Document section:
● ● ●
We too often find ourselves in a situation that is far different than what we expect or want. Maybe we have a hard time finding a job or hate the job we have. Maybe we dream about and desire a lot of nice things that we cannot afford. Maybe our family life is challenging or feels unfilling. Maybe we have illnesses or limitations that prevent us from leading a “normal” life. But all of us, no matter who we are or what are circumstances may be, have one ability we can exercise if we choose — to follow God’s plan for us. It may not lead to the easiest life or the one you have always envisioned, but it’s the one most aligned with God’s Will. And ultimately, that’s the best life to lead.
If there was ever a patron saint of “when life gives you lemons, make lemonade,” it would be Saint Joseph. When you find yourself in difficult times or if your life just hasn’t worked out the way you thought it would, pray to Saint Joseph for strength and guidance. Think of him as your spiritual drinking buddy who can sympathize with your problems and can give you advice even if it’s just, “be strong, stay the course.”
At that time, Jesus came to Jericho and intended to pass through the town.
Now a man there named Zacchaeus,
who was a chief tax collector and also a wealthy man,
was seeking to see who Jesus was;
but he could not see him because of the crowd,
for he was short in stature.
So he ran ahead and climbed a sycamore tree in order to see Jesus,
who was about to pass that way.
When he reached the place, Jesus looked up and said,
“Zacchaeus, come down quickly,
for today I must stay at your house.”
And he came down quickly and received him with joy.
When they all saw this, they began to grumble, saying,
“He has gone to stay at the house of a sinner.”
But Zacchaeus stood there and said to the Lord,
“Behold, half of my possessions, Lord, I shall give to the poor,
and if I have extorted anything from anyone
I shall repay it four times over.”
● ● ●
Region boundary data:
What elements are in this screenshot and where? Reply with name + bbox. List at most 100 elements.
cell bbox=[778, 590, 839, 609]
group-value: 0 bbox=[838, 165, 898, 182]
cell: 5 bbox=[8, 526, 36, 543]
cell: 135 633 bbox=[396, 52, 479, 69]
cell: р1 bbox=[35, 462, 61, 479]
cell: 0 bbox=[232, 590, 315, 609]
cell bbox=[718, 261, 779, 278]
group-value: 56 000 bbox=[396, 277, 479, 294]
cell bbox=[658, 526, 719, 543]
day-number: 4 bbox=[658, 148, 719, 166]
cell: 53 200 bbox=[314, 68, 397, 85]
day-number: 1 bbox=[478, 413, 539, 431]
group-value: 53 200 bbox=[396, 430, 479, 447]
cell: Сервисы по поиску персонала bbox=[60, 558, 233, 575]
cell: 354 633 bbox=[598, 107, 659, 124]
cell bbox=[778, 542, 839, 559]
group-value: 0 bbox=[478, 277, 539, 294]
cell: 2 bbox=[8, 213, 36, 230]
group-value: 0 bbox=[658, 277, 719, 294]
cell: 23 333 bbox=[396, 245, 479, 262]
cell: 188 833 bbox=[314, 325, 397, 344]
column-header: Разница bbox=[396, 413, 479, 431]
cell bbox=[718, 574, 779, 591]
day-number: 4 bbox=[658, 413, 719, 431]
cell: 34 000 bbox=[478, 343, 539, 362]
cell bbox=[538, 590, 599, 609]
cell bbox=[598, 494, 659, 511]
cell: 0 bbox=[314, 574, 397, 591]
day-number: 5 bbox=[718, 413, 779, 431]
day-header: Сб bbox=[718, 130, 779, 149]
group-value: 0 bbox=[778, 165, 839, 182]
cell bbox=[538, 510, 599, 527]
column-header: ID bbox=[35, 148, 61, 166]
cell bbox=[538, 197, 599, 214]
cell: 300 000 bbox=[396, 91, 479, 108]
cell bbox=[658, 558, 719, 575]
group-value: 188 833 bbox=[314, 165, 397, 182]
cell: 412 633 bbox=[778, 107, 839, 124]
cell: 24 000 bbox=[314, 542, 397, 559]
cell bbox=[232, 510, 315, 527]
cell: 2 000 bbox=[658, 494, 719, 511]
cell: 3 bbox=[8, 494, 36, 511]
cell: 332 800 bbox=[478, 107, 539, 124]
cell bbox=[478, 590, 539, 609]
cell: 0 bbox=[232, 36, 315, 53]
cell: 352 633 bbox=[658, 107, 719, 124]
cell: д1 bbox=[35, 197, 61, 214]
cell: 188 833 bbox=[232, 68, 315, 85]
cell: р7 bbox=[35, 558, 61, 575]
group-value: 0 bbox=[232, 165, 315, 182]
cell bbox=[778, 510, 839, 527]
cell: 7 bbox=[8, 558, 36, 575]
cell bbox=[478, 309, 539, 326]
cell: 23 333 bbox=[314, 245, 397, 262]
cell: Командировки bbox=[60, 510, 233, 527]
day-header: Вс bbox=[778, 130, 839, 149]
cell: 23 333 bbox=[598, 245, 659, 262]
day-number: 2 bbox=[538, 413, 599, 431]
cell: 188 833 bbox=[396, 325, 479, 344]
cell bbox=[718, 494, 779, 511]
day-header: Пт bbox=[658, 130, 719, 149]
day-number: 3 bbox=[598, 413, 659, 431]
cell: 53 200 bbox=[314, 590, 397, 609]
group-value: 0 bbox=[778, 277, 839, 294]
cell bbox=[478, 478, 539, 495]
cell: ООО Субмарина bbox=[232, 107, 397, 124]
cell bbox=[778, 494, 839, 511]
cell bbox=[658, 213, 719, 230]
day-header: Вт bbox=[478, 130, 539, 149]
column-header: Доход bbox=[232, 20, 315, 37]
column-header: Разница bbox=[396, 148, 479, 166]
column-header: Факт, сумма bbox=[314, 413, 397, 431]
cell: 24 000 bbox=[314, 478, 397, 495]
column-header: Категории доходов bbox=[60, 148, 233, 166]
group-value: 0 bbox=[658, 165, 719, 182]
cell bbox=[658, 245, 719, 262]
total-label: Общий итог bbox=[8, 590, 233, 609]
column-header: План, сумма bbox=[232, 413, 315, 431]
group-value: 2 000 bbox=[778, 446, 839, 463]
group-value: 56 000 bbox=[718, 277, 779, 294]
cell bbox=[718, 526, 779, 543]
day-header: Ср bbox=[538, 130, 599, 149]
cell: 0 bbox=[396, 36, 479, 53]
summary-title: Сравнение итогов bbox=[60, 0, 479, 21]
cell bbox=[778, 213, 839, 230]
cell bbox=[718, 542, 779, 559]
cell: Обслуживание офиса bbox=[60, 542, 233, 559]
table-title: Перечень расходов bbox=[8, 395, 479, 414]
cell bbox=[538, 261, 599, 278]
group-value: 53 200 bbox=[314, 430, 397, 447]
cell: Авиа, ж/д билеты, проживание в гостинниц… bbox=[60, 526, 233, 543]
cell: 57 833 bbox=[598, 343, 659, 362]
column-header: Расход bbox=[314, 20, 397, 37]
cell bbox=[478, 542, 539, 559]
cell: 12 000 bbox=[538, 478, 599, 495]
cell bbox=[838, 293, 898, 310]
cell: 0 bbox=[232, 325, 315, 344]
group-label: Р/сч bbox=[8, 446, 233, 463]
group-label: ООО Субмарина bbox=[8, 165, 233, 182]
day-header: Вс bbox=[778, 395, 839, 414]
● ● ●
Task description:
In the reflection on Saint Joseph and the Zacchaeus passage, repeat word for word the portion that begins at the words "We too often" and stops after "life to lead.".

Response:
We too often find ourselves in a situation that is far different than what we expect or want. Maybe we have a hard time finding a job or hate the job we have. Maybe we dream about and desire a lot of nice things that we cannot afford. Maybe our family life is challenging or feels unfilling. Maybe we have illnesses or limitations that prevent us from leading a “normal” life. But all of us, no matter who we are or what are circumstances may be, have one ability we can exercise if we choose — to follow God’s plan for us. It may not lead to the easiest life or the one you have always envisioned, but it’s the one most aligned with God’s Will. And ultimately, that’s the best life to lead.